--- Start of Data to process ---

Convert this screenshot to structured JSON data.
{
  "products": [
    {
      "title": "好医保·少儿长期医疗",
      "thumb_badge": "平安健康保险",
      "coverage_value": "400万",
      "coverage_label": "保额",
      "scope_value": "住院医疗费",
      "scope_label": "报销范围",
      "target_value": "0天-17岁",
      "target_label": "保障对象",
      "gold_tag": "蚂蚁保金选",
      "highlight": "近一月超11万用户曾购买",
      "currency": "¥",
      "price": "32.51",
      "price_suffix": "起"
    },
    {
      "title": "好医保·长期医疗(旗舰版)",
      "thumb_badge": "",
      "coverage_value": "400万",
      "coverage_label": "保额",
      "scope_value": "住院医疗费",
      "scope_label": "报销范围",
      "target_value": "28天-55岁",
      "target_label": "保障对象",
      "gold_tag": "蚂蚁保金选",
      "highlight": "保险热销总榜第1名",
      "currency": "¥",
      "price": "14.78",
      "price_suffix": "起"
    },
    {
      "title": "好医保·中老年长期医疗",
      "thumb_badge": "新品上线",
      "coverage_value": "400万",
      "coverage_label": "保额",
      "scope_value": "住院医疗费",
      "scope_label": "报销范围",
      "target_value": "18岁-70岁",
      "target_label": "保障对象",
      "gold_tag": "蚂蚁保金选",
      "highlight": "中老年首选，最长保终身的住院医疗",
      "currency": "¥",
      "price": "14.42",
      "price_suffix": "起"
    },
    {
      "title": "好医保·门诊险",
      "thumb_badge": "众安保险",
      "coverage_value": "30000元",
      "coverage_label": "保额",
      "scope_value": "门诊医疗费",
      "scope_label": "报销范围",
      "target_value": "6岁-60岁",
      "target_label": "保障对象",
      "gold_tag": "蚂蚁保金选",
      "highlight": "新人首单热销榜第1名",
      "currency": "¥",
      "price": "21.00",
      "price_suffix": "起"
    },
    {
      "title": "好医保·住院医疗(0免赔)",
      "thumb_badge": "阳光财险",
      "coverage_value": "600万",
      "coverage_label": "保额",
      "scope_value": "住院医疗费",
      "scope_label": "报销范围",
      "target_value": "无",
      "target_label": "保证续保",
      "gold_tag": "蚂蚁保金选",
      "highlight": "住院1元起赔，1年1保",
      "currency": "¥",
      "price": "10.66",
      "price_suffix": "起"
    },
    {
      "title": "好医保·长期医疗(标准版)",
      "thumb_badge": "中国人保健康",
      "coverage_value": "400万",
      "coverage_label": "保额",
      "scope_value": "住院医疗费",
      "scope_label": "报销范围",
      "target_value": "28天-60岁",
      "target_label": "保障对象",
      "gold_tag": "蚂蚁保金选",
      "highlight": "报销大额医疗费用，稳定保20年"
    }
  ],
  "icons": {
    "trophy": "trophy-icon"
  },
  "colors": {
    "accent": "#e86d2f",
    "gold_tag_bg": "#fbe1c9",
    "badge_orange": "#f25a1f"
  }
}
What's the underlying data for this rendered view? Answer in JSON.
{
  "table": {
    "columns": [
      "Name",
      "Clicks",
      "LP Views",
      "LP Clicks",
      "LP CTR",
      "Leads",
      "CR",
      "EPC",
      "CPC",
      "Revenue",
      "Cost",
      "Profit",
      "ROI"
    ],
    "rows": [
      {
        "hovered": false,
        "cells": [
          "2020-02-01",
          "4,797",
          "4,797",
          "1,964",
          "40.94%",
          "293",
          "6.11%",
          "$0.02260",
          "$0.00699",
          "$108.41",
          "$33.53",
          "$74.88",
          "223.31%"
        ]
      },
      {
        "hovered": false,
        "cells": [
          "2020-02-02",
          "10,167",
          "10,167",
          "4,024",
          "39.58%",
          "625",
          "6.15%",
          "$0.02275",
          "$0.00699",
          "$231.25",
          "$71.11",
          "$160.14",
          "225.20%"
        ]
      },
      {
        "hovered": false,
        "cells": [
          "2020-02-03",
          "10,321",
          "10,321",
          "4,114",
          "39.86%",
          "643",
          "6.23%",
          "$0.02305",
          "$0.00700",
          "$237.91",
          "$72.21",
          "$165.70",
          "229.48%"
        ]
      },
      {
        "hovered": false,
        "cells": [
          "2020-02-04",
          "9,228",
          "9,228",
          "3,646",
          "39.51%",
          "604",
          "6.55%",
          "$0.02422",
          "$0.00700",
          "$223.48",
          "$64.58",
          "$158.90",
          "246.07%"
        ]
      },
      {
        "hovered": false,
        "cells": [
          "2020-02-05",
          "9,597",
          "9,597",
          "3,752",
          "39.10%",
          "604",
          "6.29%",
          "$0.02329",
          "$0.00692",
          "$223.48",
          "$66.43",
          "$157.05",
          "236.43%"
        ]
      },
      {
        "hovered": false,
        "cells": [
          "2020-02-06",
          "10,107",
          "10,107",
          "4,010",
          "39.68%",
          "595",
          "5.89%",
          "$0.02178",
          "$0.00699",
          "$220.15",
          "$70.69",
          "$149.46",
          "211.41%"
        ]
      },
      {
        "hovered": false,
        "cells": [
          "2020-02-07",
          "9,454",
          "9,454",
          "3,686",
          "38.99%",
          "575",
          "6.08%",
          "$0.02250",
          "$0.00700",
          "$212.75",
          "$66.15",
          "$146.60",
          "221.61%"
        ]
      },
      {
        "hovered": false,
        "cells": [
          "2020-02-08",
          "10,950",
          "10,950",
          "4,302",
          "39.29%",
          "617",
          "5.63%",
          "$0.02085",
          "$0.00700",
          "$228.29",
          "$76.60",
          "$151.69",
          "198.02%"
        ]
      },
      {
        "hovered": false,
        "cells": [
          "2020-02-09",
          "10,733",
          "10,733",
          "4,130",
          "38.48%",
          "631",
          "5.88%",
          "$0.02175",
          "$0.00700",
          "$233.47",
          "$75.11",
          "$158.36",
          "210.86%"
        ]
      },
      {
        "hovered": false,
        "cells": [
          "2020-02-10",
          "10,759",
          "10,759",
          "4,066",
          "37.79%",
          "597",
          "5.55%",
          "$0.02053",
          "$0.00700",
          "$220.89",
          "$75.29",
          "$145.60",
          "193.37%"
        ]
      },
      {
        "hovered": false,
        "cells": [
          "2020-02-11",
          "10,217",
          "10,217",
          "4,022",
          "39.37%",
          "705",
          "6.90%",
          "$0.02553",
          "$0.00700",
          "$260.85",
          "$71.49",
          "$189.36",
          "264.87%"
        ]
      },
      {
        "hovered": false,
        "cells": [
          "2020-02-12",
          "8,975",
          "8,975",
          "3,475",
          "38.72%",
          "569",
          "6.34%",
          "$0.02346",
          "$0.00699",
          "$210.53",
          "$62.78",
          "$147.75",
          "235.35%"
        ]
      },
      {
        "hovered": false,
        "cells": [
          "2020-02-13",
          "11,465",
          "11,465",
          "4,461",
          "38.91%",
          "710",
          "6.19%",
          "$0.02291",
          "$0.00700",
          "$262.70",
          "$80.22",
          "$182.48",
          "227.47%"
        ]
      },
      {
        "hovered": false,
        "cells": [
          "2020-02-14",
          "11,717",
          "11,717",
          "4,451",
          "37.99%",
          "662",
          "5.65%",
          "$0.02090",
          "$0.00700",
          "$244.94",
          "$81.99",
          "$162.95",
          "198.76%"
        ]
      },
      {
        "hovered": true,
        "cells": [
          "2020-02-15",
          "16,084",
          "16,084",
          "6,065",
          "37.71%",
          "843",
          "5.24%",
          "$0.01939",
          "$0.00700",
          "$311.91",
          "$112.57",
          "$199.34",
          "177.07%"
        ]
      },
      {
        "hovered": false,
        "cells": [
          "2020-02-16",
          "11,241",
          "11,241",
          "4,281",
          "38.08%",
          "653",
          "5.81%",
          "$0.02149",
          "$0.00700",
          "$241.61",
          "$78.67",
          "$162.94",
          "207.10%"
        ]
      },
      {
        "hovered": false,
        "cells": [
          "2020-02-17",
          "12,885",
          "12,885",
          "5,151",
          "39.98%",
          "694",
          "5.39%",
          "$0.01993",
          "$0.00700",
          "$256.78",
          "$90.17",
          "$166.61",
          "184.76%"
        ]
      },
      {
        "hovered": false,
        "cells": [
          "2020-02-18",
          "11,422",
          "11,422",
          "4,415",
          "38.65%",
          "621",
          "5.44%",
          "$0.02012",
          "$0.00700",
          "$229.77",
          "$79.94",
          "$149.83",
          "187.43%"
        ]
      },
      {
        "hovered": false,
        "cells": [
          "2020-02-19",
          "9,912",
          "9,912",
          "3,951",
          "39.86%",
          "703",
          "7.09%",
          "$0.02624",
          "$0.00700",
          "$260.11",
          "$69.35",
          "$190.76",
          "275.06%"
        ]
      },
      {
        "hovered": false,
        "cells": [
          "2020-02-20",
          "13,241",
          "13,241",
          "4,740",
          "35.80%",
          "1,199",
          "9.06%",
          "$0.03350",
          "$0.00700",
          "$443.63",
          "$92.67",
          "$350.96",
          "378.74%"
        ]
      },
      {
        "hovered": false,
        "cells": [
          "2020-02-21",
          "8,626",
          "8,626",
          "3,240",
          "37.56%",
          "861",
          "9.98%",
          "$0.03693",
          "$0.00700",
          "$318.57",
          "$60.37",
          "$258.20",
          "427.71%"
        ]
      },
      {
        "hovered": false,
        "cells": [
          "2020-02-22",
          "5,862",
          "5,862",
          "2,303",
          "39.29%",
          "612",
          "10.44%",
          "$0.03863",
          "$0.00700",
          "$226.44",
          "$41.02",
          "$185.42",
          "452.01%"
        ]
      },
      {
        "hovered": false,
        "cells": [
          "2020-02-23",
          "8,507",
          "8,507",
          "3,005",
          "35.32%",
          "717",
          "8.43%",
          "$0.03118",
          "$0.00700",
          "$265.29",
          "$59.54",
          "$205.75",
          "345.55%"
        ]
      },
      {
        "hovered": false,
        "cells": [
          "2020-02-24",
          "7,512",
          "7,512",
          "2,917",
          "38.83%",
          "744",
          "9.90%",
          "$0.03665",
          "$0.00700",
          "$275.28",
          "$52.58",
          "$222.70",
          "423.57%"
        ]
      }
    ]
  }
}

--- End of Data to process ---

Isolate the lines that hold the word "JSON" and copy all of them.

Convert this screenshot to structured JSON data.
What's the underlying data for this rendered view? Answer in JSON.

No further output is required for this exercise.